EXERCISE OBJECTIVE — Check every line below for the word "onder" and copy each one that has it.

RECORDS PROVIDED —
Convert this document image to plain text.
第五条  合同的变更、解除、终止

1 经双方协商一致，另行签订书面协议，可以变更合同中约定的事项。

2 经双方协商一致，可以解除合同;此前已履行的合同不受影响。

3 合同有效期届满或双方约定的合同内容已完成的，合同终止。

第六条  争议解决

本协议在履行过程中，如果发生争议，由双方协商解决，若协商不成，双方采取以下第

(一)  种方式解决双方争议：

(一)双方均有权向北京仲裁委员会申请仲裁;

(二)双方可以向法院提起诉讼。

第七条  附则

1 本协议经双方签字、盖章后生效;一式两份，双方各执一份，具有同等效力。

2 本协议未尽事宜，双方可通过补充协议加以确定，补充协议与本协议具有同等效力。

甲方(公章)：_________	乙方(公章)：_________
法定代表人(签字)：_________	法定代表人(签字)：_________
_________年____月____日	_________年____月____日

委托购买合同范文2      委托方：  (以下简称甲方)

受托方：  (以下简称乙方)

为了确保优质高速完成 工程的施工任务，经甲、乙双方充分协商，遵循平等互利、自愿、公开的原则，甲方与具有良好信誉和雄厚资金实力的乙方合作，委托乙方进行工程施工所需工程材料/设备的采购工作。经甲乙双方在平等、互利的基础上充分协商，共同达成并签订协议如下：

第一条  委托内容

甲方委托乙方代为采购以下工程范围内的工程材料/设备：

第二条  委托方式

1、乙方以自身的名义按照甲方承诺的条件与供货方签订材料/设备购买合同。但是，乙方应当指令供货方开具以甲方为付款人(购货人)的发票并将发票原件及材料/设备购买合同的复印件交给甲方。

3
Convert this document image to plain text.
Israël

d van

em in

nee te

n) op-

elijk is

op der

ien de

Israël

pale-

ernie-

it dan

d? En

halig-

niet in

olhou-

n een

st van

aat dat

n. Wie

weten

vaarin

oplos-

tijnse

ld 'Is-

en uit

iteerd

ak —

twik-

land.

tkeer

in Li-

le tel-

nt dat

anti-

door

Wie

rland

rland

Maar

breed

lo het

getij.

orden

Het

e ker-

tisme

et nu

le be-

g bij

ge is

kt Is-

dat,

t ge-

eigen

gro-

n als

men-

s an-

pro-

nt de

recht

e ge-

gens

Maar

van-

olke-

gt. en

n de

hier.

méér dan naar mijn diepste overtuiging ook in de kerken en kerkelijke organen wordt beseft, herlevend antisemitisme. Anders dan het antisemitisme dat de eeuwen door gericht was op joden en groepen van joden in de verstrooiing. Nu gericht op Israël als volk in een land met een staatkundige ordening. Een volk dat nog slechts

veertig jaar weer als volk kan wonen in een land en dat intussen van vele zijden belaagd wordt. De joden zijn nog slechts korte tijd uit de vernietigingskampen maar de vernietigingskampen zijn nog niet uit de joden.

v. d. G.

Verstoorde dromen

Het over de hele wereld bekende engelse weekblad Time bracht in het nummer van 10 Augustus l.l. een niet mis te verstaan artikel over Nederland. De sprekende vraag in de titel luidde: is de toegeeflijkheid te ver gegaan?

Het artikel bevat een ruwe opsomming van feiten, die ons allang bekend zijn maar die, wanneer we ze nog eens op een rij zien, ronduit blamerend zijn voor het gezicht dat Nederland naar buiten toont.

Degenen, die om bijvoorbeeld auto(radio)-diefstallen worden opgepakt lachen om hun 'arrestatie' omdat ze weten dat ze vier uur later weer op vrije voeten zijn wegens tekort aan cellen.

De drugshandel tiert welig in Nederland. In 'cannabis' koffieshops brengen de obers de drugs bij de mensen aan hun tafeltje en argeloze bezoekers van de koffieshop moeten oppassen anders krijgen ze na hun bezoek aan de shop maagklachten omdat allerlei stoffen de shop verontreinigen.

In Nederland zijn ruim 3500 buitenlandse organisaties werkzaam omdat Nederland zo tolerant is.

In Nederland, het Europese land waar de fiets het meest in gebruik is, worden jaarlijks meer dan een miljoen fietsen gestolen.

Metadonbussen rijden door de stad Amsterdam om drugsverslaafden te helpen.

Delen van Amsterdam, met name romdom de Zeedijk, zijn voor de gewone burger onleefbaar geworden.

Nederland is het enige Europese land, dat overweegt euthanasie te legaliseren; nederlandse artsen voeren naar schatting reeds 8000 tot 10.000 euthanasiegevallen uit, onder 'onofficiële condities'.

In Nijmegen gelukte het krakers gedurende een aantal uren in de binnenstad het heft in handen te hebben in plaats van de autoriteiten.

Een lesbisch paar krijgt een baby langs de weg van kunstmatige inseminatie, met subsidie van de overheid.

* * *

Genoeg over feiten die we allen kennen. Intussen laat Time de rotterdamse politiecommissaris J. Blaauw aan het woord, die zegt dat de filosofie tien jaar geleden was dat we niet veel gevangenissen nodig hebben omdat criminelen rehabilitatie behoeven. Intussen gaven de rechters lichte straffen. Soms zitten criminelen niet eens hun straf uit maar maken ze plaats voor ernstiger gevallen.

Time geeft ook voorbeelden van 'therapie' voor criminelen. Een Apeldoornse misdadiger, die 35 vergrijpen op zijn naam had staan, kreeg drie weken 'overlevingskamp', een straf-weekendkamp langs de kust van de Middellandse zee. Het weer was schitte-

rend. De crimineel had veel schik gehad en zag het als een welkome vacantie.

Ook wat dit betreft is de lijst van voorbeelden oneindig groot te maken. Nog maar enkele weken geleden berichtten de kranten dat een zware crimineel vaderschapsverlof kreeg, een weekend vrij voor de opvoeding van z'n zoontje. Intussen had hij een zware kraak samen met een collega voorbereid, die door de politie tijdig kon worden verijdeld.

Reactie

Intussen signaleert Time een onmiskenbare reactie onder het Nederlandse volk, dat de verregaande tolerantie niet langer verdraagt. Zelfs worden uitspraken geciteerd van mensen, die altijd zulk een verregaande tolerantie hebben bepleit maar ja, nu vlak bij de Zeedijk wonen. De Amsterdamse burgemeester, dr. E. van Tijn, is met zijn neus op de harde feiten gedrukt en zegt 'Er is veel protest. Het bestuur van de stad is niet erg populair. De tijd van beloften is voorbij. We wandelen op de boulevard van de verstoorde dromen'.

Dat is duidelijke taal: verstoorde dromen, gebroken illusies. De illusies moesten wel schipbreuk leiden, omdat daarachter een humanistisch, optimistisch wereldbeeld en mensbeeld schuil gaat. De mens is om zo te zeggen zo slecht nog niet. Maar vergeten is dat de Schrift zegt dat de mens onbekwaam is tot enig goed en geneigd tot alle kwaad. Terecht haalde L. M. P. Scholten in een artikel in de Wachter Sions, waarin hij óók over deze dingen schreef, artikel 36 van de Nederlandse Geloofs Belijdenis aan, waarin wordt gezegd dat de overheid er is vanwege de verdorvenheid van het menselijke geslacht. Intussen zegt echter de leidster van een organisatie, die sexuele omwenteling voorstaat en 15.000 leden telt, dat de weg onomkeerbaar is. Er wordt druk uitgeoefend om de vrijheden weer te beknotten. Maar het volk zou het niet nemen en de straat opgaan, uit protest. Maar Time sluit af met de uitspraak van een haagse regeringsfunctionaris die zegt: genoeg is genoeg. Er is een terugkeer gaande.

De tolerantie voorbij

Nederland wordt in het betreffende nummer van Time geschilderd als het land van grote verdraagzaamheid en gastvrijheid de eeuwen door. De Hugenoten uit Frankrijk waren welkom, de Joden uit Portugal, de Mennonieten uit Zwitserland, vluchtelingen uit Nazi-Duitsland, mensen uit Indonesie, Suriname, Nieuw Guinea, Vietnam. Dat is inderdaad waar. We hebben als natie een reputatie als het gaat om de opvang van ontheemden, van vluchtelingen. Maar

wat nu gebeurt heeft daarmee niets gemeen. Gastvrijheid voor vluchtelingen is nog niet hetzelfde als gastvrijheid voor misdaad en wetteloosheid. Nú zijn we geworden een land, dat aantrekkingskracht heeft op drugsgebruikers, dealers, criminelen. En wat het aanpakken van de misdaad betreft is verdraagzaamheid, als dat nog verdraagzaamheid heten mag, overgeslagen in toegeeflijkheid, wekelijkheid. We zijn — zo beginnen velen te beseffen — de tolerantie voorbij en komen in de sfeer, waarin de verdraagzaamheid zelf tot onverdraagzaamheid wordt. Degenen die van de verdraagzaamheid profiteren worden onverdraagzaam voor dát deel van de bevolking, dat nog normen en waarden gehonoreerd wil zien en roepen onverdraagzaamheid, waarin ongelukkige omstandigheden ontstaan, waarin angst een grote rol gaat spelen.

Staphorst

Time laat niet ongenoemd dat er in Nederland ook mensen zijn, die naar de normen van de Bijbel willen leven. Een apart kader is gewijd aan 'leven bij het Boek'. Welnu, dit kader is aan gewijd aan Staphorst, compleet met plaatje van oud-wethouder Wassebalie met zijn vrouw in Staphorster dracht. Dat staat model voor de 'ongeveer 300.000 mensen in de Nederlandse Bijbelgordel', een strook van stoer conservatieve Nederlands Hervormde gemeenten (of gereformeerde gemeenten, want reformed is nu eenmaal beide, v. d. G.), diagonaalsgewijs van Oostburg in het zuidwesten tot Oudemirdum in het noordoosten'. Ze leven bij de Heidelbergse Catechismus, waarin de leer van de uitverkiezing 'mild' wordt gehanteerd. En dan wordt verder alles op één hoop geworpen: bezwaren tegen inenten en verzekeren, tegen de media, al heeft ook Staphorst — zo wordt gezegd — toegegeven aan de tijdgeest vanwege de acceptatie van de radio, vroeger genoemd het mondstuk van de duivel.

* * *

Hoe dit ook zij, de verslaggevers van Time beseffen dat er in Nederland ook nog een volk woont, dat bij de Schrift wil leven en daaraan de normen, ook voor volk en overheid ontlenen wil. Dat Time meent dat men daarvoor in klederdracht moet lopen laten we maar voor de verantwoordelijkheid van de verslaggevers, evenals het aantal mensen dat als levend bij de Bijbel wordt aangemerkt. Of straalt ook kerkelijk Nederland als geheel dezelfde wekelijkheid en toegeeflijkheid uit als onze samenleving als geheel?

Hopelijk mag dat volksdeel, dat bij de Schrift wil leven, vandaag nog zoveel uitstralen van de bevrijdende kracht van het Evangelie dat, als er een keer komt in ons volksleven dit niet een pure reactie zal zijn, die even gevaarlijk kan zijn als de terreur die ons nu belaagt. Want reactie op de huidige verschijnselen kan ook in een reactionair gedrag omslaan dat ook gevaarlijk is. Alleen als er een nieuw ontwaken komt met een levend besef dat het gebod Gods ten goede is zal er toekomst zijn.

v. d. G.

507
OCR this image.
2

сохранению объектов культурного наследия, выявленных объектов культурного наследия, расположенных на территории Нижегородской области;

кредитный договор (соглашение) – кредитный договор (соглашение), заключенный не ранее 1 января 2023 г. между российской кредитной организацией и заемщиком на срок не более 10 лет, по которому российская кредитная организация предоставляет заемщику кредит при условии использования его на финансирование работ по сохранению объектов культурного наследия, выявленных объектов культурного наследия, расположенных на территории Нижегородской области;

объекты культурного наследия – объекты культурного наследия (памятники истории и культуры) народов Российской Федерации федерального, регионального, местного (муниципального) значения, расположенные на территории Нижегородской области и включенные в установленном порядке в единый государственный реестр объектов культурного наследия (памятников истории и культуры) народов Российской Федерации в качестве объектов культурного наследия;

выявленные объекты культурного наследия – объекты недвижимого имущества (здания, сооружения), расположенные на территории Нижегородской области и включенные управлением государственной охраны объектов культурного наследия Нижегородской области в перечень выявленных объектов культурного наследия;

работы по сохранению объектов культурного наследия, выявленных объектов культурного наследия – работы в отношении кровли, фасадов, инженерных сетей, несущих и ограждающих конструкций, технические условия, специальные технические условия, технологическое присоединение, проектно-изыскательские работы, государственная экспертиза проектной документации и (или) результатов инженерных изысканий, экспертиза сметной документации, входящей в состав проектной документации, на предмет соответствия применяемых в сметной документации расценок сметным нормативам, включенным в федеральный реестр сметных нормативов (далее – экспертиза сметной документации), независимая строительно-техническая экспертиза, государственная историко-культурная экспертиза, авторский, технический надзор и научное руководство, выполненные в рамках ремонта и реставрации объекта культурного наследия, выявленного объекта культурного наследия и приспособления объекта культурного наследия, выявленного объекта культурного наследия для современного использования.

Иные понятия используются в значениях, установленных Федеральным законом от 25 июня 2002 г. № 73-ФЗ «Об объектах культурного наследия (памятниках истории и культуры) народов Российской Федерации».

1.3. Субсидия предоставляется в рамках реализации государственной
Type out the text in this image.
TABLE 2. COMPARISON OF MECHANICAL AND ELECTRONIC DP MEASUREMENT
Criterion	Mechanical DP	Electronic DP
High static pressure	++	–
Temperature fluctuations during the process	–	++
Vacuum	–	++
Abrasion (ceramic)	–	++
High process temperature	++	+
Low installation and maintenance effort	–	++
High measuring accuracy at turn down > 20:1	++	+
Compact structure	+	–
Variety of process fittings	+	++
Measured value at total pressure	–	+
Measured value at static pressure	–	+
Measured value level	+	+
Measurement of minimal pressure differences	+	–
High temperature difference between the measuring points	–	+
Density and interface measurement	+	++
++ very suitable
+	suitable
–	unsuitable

ANSWER TO THIS EXERCISE —
Nederland is het enige Europese land, dat overweegt euthanasie te legaliseren; nederlandse artsen voeren naar schatting reeds 8000 tot 10.000 euthanasiegevallen uit, onder 'onofficiële condities'.
Intussen signaleert Time een onmiskenbare reactie onder het Nederlandse volk, dat de verregaande tolerantie niet langer verdraagt. Zelfs worden uitspraken geciteerd van mensen, die altijd zulk een verregaande tolerantie hebben bepleit maar ja, nu vlak bij de Zeedijk wonen. De Amsterdamse burgemeester, dr. E. van Tijn, is met zijn neus op de harde feiten gedrukt en zegt 'Er is veel protest. Het bestuur van de stad is niet erg populair. De tijd van beloften is voorbij. We wandelen op de boulevard van de verstoorde dromen'.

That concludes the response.